What is required
Copy the following lines exactly as they appear, with no changes.
------------------------
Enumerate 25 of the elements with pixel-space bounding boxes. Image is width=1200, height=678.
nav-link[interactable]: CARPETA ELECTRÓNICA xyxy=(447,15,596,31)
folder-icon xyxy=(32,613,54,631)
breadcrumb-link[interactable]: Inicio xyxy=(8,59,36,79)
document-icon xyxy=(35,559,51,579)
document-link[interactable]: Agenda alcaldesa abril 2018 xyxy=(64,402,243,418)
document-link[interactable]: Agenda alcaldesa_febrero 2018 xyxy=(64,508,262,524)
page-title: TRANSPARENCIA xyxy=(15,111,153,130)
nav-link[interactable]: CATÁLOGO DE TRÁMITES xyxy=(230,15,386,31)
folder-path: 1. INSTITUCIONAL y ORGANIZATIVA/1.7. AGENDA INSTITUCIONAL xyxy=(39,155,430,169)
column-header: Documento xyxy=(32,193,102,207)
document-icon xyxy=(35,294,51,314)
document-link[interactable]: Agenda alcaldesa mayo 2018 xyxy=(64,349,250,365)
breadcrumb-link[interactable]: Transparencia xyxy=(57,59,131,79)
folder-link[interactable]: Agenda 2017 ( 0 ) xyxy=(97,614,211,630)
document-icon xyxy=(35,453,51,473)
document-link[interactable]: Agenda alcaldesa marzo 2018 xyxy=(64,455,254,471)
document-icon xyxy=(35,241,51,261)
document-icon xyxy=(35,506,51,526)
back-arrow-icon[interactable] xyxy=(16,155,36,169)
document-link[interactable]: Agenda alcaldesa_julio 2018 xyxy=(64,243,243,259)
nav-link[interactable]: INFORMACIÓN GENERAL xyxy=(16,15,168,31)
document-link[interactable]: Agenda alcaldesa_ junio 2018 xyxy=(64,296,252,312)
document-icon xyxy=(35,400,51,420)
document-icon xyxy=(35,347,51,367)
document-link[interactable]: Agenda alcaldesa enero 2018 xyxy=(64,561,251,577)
------------------------
Full output
Enumerate 25 of the elements with pixel-space bounding boxes. Image is width=1200, height=678.
nav-link[interactable]: CARPETA ELECTRÓNICA xyxy=(447,15,596,31)
folder-icon xyxy=(32,613,54,631)
breadcrumb-link[interactable]: Inicio xyxy=(8,59,36,79)
document-icon xyxy=(35,559,51,579)
document-link[interactable]: Agenda alcaldesa abril 2018 xyxy=(64,402,243,418)
document-link[interactable]: Agenda alcaldesa_febrero 2018 xyxy=(64,508,262,524)
page-title: TRANSPARENCIA xyxy=(15,111,153,130)
nav-link[interactable]: CATÁLOGO DE TRÁMITES xyxy=(230,15,386,31)
folder-path: 1. INSTITUCIONAL y ORGANIZATIVA/1.7. AGENDA INSTITUCIONAL xyxy=(39,155,430,169)
column-header: Documento xyxy=(32,193,102,207)
document-icon xyxy=(35,294,51,314)
document-link[interactable]: Agenda alcaldesa mayo 2018 xyxy=(64,349,250,365)
breadcrumb-link[interactable]: Transparencia xyxy=(57,59,131,79)
folder-link[interactable]: Agenda 2017 ( 0 ) xyxy=(97,614,211,630)
document-icon xyxy=(35,453,51,473)
document-link[interactable]: Agenda alcaldesa marzo 2018 xyxy=(64,455,254,471)
document-icon xyxy=(35,241,51,261)
document-icon xyxy=(35,506,51,526)
back-arrow-icon[interactable] xyxy=(16,155,36,169)
document-link[interactable]: Agenda alcaldesa_julio 2018 xyxy=(64,243,243,259)
nav-link[interactable]: INFORMACIÓN GENERAL xyxy=(16,15,168,31)
document-link[interactable]: Agenda alcaldesa_ junio 2018 xyxy=(64,296,252,312)
document-icon xyxy=(35,400,51,420)
document-icon xyxy=(35,347,51,367)
document-link[interactable]: Agenda alcaldesa enero 2018 xyxy=(64,561,251,577)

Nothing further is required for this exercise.